= What to produce =
Write out every one of the following entries verbatim, line for line, with no changes.

[Spatial layout entries]
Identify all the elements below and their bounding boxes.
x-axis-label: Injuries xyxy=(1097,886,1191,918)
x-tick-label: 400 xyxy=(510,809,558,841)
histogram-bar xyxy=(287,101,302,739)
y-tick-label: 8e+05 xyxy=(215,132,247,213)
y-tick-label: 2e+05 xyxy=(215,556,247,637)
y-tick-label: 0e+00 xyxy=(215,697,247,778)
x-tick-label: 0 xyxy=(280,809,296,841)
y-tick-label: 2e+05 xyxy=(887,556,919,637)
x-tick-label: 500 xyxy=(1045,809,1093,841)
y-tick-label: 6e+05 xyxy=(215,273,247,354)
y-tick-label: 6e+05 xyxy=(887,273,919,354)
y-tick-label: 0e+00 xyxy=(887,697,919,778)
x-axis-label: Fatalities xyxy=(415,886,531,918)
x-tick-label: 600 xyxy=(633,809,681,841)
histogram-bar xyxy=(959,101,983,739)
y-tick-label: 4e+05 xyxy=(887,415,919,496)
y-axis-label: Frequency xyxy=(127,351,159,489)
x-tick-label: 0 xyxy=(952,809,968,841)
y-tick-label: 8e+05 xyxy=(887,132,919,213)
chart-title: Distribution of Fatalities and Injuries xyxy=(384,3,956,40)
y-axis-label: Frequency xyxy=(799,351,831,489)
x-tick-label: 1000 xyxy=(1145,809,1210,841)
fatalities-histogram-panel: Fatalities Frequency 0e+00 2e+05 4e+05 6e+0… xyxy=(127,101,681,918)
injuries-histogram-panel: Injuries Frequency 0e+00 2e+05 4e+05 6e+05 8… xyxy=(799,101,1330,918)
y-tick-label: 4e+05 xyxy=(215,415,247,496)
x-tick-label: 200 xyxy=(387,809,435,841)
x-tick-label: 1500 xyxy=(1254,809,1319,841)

= Full answer =
Identify all the elements below and their bounding boxes.
x-axis-label: Injuries xyxy=(1097,886,1191,918)
x-tick-label: 400 xyxy=(510,809,558,841)
histogram-bar xyxy=(287,101,302,739)
y-tick-label: 8e+05 xyxy=(215,132,247,213)
y-tick-label: 2e+05 xyxy=(215,556,247,637)
y-tick-label: 0e+00 xyxy=(215,697,247,778)
x-tick-label: 0 xyxy=(280,809,296,841)
y-tick-label: 2e+05 xyxy=(887,556,919,637)
x-tick-label: 500 xyxy=(1045,809,1093,841)
y-tick-label: 6e+05 xyxy=(215,273,247,354)
y-tick-label: 6e+05 xyxy=(887,273,919,354)
y-tick-label: 0e+00 xyxy=(887,697,919,778)
x-axis-label: Fatalities xyxy=(415,886,531,918)
x-tick-label: 600 xyxy=(633,809,681,841)
histogram-bar xyxy=(959,101,983,739)
y-tick-label: 4e+05 xyxy=(887,415,919,496)
y-axis-label: Frequency xyxy=(127,351,159,489)
x-tick-label: 0 xyxy=(952,809,968,841)
y-tick-label: 8e+05 xyxy=(887,132,919,213)
chart-title: Distribution of Fatalities and Injuries xyxy=(384,3,956,40)
y-axis-label: Frequency xyxy=(799,351,831,489)
x-tick-label: 1000 xyxy=(1145,809,1210,841)
fatalities-histogram-panel: Fatalities Frequency 0e+00 2e+05 4e+05 6e+0… xyxy=(127,101,681,918)
injuries-histogram-panel: Injuries Frequency 0e+00 2e+05 4e+05 6e+05 8… xyxy=(799,101,1330,918)
y-tick-label: 4e+05 xyxy=(215,415,247,496)
x-tick-label: 200 xyxy=(387,809,435,841)
x-tick-label: 1500 xyxy=(1254,809,1319,841)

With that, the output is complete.